[DIRECTIVE]:
Repeat each line exactly as it is written.

Records that describe figures:
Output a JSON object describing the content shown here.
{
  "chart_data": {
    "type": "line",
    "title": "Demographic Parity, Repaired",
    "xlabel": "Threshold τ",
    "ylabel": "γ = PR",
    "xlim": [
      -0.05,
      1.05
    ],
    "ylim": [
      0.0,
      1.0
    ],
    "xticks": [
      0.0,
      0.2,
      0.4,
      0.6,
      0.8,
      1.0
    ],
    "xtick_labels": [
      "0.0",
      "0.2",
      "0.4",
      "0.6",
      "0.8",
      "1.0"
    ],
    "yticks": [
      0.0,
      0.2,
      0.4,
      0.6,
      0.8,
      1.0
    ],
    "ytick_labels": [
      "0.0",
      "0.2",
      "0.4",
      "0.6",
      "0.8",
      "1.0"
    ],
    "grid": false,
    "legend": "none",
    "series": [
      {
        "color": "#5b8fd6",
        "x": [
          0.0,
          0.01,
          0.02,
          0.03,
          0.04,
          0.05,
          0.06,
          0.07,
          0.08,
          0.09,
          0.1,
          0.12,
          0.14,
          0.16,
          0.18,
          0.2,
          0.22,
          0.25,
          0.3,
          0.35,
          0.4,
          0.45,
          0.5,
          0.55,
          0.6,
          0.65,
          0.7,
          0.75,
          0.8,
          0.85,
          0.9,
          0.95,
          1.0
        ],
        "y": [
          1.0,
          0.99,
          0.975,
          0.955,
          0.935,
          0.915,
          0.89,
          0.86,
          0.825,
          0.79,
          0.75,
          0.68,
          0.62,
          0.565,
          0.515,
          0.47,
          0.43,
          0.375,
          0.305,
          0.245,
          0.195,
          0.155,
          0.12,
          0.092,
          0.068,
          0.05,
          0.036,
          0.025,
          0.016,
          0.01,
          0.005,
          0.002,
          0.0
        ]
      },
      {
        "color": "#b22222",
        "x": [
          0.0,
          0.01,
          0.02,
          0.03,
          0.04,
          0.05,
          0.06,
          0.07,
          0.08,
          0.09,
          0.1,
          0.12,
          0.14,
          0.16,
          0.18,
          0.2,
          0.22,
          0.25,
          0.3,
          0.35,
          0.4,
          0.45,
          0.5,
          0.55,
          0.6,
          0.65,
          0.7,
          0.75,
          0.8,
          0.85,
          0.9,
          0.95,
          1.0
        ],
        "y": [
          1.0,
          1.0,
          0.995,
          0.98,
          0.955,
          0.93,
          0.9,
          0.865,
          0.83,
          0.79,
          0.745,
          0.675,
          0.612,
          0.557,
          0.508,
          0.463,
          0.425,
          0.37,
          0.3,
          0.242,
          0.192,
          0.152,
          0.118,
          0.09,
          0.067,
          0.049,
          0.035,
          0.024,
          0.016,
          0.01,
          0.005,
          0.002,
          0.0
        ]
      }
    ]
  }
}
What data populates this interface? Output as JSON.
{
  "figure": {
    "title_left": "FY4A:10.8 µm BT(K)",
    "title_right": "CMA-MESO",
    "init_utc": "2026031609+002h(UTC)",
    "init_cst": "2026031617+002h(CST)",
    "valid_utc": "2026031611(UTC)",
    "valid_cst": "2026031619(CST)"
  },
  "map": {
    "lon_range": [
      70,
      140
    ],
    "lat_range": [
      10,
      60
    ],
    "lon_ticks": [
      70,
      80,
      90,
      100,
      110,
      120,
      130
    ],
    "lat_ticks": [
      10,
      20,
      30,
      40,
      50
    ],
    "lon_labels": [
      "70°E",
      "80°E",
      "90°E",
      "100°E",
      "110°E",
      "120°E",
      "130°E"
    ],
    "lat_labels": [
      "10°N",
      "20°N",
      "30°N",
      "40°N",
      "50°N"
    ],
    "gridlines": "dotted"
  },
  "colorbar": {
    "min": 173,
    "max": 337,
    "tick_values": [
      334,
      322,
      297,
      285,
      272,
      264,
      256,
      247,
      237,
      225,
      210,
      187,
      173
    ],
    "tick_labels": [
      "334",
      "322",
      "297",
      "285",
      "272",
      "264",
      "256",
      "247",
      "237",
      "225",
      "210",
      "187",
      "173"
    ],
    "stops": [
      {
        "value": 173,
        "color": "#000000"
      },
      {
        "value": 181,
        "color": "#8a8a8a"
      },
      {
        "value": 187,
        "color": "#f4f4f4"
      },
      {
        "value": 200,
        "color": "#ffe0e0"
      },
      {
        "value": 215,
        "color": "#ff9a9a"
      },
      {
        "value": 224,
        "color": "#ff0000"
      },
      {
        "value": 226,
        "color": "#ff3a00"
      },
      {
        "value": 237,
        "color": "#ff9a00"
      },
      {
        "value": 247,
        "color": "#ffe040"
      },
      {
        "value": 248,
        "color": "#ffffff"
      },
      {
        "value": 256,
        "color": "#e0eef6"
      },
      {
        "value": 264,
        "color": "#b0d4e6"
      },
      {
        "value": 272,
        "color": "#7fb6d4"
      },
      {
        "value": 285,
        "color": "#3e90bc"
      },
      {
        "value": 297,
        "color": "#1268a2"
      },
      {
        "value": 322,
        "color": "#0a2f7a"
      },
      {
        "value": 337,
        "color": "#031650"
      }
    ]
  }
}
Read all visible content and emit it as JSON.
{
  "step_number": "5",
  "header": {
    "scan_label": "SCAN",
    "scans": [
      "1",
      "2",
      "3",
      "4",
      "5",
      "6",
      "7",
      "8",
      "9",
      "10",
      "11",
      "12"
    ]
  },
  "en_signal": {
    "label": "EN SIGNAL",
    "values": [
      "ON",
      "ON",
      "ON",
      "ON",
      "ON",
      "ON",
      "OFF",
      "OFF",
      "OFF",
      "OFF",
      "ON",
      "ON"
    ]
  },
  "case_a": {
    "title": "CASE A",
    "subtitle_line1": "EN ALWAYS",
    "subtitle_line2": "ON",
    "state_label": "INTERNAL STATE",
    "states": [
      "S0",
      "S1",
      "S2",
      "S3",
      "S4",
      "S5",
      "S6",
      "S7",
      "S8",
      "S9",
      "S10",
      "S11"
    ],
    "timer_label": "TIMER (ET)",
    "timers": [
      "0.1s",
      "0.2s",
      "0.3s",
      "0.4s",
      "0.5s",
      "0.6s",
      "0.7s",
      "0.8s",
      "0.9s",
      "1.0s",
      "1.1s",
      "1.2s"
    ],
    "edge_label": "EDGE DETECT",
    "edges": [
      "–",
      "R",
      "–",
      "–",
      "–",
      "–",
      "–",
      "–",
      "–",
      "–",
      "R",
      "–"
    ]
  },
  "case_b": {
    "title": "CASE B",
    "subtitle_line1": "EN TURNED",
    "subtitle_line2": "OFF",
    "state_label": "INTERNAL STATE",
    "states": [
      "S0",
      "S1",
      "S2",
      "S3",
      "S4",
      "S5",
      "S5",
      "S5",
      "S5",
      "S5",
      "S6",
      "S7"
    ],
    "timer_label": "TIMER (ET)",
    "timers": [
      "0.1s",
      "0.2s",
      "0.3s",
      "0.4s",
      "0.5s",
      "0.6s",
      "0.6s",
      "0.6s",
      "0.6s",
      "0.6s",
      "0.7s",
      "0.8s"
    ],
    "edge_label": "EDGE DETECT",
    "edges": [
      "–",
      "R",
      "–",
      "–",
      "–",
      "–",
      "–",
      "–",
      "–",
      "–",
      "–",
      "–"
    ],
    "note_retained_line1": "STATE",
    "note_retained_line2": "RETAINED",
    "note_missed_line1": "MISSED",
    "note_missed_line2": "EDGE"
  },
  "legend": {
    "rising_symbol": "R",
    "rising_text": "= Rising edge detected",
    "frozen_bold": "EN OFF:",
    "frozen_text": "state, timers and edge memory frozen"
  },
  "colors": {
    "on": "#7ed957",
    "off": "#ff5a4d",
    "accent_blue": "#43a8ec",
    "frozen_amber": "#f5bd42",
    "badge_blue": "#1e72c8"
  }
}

[WRITTEN SOLUTION]:
Output a JSON object describing the content shown here.
{
  "chart_data": {
    "type": "line",
    "title": "Demographic Parity, Repaired",
    "xlabel": "Threshold τ",
    "ylabel": "γ = PR",
    "xlim": [
      -0.05,
      1.05
    ],
    "ylim": [
      0.0,
      1.0
    ],
    "xticks": [
      0.0,
      0.2,
      0.4,
      0.6,
      0.8,
      1.0
    ],
    "xtick_labels": [
      "0.0",
      "0.2",
      "0.4",
      "0.6",
      "0.8",
      "1.0"
    ],
    "yticks": [
      0.0,
      0.2,
      0.4,
      0.6,
      0.8,
      1.0
    ],
    "ytick_labels": [
      "0.0",
      "0.2",
      "0.4",
      "0.6",
      "0.8",
      "1.0"
    ],
    "grid": false,
    "legend": "none",
    "series": [
      {
        "color": "#5b8fd6",
        "x": [
          0.0,
          0.01,
          0.02,
          0.03,
          0.04,
          0.05,
          0.06,
          0.07,
          0.08,
          0.09,
          0.1,
          0.12,
          0.14,
          0.16,
          0.18,
          0.2,
          0.22,
          0.25,
          0.3,
          0.35,
          0.4,
          0.45,
          0.5,
          0.55,
          0.6,
          0.65,
          0.7,
          0.75,
          0.8,
          0.85,
          0.9,
          0.95,
          1.0
        ],
        "y": [
          1.0,
          0.99,
          0.975,
          0.955,
          0.935,
          0.915,
          0.89,
          0.86,
          0.825,
          0.79,
          0.75,
          0.68,
          0.62,
          0.565,
          0.515,
          0.47,
          0.43,
          0.375,
          0.305,
          0.245,
          0.195,
          0.155,
          0.12,
          0.092,
          0.068,
          0.05,
          0.036,
          0.025,
          0.016,
          0.01,
          0.005,
          0.002,
          0.0
        ]
      },
      {
        "color": "#b22222",
        "x": [
          0.0,
          0.01,
          0.02,
          0.03,
          0.04,
          0.05,
          0.06,
          0.07,
          0.08,
          0.09,
          0.1,
          0.12,
          0.14,
          0.16,
          0.18,
          0.2,
          0.22,
          0.25,
          0.3,
          0.35,
          0.4,
          0.45,
          0.5,
          0.55,
          0.6,
          0.65,
          0.7,
          0.75,
          0.8,
          0.85,
          0.9,
          0.95,
          1.0
        ],
        "y": [
          1.0,
          1.0,
          0.995,
          0.98,
          0.955,
          0.93,
          0.9,
          0.865,
          0.83,
          0.79,
          0.745,
          0.675,
          0.612,
          0.557,
          0.508,
          0.463,
          0.425,
          0.37,
          0.3,
          0.242,
          0.192,
          0.152,
          0.118,
          0.09,
          0.067,
          0.049,
          0.035,
          0.024,
          0.016,
          0.01,
          0.005,
          0.002,
          0.0
        ]
      }
    ]
  }
}
What data populates this interface? Output as JSON.
{
  "figure": {
    "title_left": "FY4A:10.8 µm BT(K)",
    "title_right": "CMA-MESO",
    "init_utc": "2026031609+002h(UTC)",
    "init_cst": "2026031617+002h(CST)",
    "valid_utc": "2026031611(UTC)",
    "valid_cst": "2026031619(CST)"
  },
  "map": {
    "lon_range": [
      70,
      140
    ],
    "lat_range": [
      10,
      60
    ],
    "lon_ticks": [
      70,
      80,
      90,
      100,
      110,
      120,
      130
    ],
    "lat_ticks": [
      10,
      20,
      30,
      40,
      50
    ],
    "lon_labels": [
      "70°E",
      "80°E",
      "90°E",
      "100°E",
      "110°E",
      "120°E",
      "130°E"
    ],
    "lat_labels": [
      "10°N",
      "20°N",
      "30°N",
      "40°N",
      "50°N"
    ],
    "gridlines": "dotted"
  },
  "colorbar": {
    "min": 173,
    "max": 337,
    "tick_values": [
      334,
      322,
      297,
      285,
      272,
      264,
      256,
      247,
      237,
      225,
      210,
      187,
      173
    ],
    "tick_labels": [
      "334",
      "322",
      "297",
      "285",
      "272",
      "264",
      "256",
      "247",
      "237",
      "225",
      "210",
      "187",
      "173"
    ],
    "stops": [
      {
        "value": 173,
        "color": "#000000"
      },
      {
        "value": 181,
        "color": "#8a8a8a"
      },
      {
        "value": 187,
        "color": "#f4f4f4"
      },
      {
        "value": 200,
        "color": "#ffe0e0"
      },
      {
        "value": 215,
        "color": "#ff9a9a"
      },
      {
        "value": 224,
        "color": "#ff0000"
      },
      {
        "value": 226,
        "color": "#ff3a00"
      },
      {
        "value": 237,
        "color": "#ff9a00"
      },
      {
        "value": 247,
        "color": "#ffe040"
      },
      {
        "value": 248,
        "color": "#ffffff"
      },
      {
        "value": 256,
        "color": "#e0eef6"
      },
      {
        "value": 264,
        "color": "#b0d4e6"
      },
      {
        "value": 272,
        "color": "#7fb6d4"
      },
      {
        "value": 285,
        "color": "#3e90bc"
      },
      {
        "value": 297,
        "color": "#1268a2"
      },
      {
        "value": 322,
        "color": "#0a2f7a"
      },
      {
        "value": 337,
        "color": "#031650"
      }
    ]
  }
}
Read all visible content and emit it as JSON.
{
  "step_number": "5",
  "header": {
    "scan_label": "SCAN",
    "scans": [
      "1",
      "2",
      "3",
      "4",
      "5",
      "6",
      "7",
      "8",
      "9",
      "10",
      "11",
      "12"
    ]
  },
  "en_signal": {
    "label": "EN SIGNAL",
    "values": [
      "ON",
      "ON",
      "ON",
      "ON",
      "ON",
      "ON",
      "OFF",
      "OFF",
      "OFF",
      "OFF",
      "ON",
      "ON"
    ]
  },
  "case_a": {
    "title": "CASE A",
    "subtitle_line1": "EN ALWAYS",
    "subtitle_line2": "ON",
    "state_label": "INTERNAL STATE",
    "states": [
      "S0",
      "S1",
      "S2",
      "S3",
      "S4",
      "S5",
      "S6",
      "S7",
      "S8",
      "S9",
      "S10",
      "S11"
    ],
    "timer_label": "TIMER (ET)",
    "timers": [
      "0.1s",
      "0.2s",
      "0.3s",
      "0.4s",
      "0.5s",
      "0.6s",
      "0.7s",
      "0.8s",
      "0.9s",
      "1.0s",
      "1.1s",
      "1.2s"
    ],
    "edge_label": "EDGE DETECT",
    "edges": [
      "–",
      "R",
      "–",
      "–",
      "–",
      "–",
      "–",
      "–",
      "–",
      "–",
      "R",
      "–"
    ]
  },
  "case_b": {
    "title": "CASE B",
    "subtitle_line1": "EN TURNED",
    "subtitle_line2": "OFF",
    "state_label": "INTERNAL STATE",
    "states": [
      "S0",
      "S1",
      "S2",
      "S3",
      "S4",
      "S5",
      "S5",
      "S5",
      "S5",
      "S5",
      "S6",
      "S7"
    ],
    "timer_label": "TIMER (ET)",
    "timers": [
      "0.1s",
      "0.2s",
      "0.3s",
      "0.4s",
      "0.5s",
      "0.6s",
      "0.6s",
      "0.6s",
      "0.6s",
      "0.6s",
      "0.7s",
      "0.8s"
    ],
    "edge_label": "EDGE DETECT",
    "edges": [
      "–",
      "R",
      "–",
      "–",
      "–",
      "–",
      "–",
      "–",
      "–",
      "–",
      "–",
      "–"
    ],
    "note_retained_line1": "STATE",
    "note_retained_line2": "RETAINED",
    "note_missed_line1": "MISSED",
    "note_missed_line2": "EDGE"
  },
  "legend": {
    "rising_symbol": "R",
    "rising_text": "= Rising edge detected",
    "frozen_bold": "EN OFF:",
    "frozen_text": "state, timers and edge memory frozen"
  },
  "colors": {
    "on": "#7ed957",
    "off": "#ff5a4d",
    "accent_blue": "#43a8ec",
    "frozen_amber": "#f5bd42",
    "badge_blue": "#1e72c8"
  }
}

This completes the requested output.